WRITTEN PROBLEM
Copy each line of the data below with the word "chart".

EXTRACTED ENTRIES
════
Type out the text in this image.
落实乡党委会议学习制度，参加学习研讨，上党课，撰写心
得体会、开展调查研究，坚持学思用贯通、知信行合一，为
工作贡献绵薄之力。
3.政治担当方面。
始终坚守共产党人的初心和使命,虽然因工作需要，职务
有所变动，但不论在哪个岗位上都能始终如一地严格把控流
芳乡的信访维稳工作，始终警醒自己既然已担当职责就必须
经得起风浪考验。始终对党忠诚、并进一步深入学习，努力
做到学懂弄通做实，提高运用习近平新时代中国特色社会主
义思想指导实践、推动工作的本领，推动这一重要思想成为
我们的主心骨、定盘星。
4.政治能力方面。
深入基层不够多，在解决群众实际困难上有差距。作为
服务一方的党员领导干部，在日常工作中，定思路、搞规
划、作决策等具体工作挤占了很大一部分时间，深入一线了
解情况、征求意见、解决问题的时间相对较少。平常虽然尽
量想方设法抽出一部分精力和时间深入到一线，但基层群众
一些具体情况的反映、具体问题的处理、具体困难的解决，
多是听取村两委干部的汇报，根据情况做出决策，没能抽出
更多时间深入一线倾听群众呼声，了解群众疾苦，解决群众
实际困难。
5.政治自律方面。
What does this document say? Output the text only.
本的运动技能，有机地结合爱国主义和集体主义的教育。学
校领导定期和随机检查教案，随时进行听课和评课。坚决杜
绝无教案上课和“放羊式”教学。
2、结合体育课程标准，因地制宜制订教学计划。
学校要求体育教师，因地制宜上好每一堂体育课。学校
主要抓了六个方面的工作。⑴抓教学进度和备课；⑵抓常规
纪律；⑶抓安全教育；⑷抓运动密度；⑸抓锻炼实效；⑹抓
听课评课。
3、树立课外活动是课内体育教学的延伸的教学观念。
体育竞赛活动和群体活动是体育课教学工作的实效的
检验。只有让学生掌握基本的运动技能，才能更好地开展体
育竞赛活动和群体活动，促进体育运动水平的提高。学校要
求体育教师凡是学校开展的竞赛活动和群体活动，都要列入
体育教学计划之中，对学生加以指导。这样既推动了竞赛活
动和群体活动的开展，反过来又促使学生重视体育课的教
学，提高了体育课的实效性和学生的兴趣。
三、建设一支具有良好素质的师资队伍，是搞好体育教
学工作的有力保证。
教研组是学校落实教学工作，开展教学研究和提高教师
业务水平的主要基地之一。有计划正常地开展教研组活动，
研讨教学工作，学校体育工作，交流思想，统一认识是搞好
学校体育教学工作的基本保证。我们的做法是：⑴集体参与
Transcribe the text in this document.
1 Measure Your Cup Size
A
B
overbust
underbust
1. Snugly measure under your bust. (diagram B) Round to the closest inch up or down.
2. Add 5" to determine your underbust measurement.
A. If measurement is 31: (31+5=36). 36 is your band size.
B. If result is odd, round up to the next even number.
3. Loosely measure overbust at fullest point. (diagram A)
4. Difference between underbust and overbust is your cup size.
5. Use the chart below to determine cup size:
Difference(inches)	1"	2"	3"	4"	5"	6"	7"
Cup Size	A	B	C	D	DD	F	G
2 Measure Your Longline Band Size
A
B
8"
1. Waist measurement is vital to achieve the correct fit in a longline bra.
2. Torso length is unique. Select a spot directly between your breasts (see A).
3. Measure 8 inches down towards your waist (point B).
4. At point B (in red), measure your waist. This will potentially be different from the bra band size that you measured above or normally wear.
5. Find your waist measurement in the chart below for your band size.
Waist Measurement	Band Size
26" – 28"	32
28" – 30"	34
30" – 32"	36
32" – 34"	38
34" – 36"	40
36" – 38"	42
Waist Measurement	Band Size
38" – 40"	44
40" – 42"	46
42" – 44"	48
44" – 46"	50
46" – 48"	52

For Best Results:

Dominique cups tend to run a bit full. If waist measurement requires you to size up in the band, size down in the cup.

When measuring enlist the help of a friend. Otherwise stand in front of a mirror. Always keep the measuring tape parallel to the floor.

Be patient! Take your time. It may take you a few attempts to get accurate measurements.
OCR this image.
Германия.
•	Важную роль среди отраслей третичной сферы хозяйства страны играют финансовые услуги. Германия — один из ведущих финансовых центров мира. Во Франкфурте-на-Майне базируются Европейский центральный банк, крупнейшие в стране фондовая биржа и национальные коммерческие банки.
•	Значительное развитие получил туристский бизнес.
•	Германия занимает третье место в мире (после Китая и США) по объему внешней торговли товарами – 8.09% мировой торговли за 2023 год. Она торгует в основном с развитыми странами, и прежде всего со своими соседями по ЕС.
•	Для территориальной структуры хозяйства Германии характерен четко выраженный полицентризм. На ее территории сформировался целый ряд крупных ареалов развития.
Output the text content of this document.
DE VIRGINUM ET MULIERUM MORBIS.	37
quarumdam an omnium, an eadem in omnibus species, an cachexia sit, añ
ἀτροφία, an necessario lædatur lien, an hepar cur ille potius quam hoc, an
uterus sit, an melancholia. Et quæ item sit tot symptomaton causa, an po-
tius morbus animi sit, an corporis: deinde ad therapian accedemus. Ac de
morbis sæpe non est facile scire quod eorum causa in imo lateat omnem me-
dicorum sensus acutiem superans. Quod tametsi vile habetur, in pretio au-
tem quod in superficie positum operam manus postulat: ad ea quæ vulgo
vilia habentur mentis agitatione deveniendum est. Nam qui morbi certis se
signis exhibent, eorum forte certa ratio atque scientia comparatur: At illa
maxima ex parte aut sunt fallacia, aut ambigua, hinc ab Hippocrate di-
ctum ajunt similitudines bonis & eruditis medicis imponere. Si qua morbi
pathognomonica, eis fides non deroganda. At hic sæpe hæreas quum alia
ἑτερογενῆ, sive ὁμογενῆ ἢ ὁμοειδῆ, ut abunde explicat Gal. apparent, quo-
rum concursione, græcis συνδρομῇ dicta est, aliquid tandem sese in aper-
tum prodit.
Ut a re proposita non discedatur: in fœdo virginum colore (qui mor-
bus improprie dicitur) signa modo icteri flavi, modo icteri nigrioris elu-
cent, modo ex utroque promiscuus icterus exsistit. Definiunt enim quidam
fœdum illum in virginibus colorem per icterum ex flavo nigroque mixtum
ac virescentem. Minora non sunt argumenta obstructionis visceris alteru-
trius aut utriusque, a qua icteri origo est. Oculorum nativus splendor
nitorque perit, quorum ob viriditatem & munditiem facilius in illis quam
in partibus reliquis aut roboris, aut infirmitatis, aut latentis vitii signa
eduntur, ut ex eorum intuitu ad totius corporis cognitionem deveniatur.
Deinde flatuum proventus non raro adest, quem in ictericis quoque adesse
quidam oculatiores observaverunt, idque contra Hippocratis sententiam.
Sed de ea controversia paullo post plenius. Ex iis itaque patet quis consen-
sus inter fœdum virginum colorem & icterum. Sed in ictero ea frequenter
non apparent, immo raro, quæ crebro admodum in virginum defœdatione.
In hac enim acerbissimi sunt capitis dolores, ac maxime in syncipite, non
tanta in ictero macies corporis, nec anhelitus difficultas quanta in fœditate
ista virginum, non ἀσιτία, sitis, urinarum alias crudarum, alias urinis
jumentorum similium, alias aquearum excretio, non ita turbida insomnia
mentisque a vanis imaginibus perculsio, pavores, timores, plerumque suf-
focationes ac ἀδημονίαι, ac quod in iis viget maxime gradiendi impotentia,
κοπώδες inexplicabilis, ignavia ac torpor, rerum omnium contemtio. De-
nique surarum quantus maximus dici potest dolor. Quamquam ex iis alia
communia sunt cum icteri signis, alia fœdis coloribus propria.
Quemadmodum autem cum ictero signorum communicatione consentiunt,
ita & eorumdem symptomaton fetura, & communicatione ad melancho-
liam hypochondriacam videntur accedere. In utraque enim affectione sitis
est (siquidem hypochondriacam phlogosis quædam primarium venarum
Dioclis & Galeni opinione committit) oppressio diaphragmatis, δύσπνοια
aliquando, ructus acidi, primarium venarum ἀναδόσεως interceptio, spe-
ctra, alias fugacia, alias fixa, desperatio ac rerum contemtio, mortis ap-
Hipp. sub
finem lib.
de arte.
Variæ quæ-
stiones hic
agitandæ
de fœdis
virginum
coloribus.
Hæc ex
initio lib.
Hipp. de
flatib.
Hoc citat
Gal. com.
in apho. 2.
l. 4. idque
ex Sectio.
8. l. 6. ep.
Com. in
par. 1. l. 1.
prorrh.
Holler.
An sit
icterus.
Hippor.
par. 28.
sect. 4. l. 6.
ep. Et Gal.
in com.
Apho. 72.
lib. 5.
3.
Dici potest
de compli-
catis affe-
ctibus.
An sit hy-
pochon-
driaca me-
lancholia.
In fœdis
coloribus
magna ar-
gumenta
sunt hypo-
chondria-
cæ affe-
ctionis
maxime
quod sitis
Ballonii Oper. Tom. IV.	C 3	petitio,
════
EXERCISE OUTPUT
5. Use the chart below to determine cup size:
5. Find your waist measurement in the chart below for your band size.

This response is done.